(GIVEN EXERCISE):
Spot each line that carries the word "breakdown"; copy those lines.

+++

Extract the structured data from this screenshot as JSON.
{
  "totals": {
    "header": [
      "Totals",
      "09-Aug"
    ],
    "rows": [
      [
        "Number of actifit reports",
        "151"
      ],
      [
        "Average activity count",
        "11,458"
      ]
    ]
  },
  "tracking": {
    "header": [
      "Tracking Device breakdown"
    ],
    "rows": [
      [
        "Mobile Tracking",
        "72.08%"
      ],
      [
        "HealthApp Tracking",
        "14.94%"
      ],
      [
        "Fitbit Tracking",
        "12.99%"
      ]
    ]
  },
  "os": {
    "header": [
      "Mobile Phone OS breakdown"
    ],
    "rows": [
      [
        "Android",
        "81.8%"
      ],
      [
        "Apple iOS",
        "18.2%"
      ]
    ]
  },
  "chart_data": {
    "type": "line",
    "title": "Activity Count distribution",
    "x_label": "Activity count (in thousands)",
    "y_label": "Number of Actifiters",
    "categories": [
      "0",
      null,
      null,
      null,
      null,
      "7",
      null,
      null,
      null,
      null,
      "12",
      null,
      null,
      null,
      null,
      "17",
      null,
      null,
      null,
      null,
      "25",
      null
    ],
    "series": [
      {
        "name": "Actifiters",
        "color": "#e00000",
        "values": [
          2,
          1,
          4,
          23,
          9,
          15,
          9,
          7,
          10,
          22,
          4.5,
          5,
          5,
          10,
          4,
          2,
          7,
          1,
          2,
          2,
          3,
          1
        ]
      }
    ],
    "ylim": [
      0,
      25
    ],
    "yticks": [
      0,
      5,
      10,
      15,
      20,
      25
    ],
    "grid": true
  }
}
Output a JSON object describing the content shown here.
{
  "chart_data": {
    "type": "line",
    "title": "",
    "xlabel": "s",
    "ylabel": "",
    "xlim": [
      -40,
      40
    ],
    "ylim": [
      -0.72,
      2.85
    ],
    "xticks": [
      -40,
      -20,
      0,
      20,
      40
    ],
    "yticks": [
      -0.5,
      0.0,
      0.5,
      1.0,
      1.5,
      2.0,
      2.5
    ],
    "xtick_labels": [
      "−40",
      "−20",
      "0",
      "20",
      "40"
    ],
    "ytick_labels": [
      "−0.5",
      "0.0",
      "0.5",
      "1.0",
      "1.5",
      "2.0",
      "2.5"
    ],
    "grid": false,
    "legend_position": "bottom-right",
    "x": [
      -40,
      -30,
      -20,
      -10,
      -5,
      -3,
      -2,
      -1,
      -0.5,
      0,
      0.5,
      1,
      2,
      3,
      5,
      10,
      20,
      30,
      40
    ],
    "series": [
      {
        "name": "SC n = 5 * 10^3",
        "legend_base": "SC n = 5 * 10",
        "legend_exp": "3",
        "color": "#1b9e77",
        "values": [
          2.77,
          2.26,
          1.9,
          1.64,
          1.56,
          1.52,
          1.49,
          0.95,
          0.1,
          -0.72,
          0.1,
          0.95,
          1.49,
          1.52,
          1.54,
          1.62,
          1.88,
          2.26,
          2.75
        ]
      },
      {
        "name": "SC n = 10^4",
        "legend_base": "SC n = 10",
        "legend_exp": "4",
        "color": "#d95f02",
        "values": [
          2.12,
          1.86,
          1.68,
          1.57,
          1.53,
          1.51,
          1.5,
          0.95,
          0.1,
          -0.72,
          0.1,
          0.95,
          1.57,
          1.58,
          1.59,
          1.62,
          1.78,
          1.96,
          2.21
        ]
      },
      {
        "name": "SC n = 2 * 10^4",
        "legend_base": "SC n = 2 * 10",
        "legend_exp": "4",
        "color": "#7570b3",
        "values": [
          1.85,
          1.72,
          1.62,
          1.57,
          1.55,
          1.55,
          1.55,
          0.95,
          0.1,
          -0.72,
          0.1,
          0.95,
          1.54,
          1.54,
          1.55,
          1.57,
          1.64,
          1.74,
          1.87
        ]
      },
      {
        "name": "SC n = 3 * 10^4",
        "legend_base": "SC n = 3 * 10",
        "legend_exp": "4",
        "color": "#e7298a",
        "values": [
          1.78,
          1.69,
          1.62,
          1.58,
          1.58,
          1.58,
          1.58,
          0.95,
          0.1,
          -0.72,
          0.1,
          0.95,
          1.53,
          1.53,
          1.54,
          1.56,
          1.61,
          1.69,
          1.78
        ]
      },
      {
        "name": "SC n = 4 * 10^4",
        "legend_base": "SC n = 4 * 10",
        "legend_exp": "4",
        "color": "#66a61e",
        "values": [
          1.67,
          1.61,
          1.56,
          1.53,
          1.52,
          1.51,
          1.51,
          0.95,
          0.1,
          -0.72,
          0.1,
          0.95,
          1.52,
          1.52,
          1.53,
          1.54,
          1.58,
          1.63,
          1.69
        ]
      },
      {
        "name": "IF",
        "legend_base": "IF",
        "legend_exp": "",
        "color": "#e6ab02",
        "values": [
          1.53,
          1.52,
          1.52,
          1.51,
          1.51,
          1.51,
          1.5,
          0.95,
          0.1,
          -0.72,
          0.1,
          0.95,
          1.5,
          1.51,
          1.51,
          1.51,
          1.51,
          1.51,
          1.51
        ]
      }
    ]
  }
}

+++

(ANSWER):
      "Tracking Device breakdown"
      "Mobile Phone OS breakdown"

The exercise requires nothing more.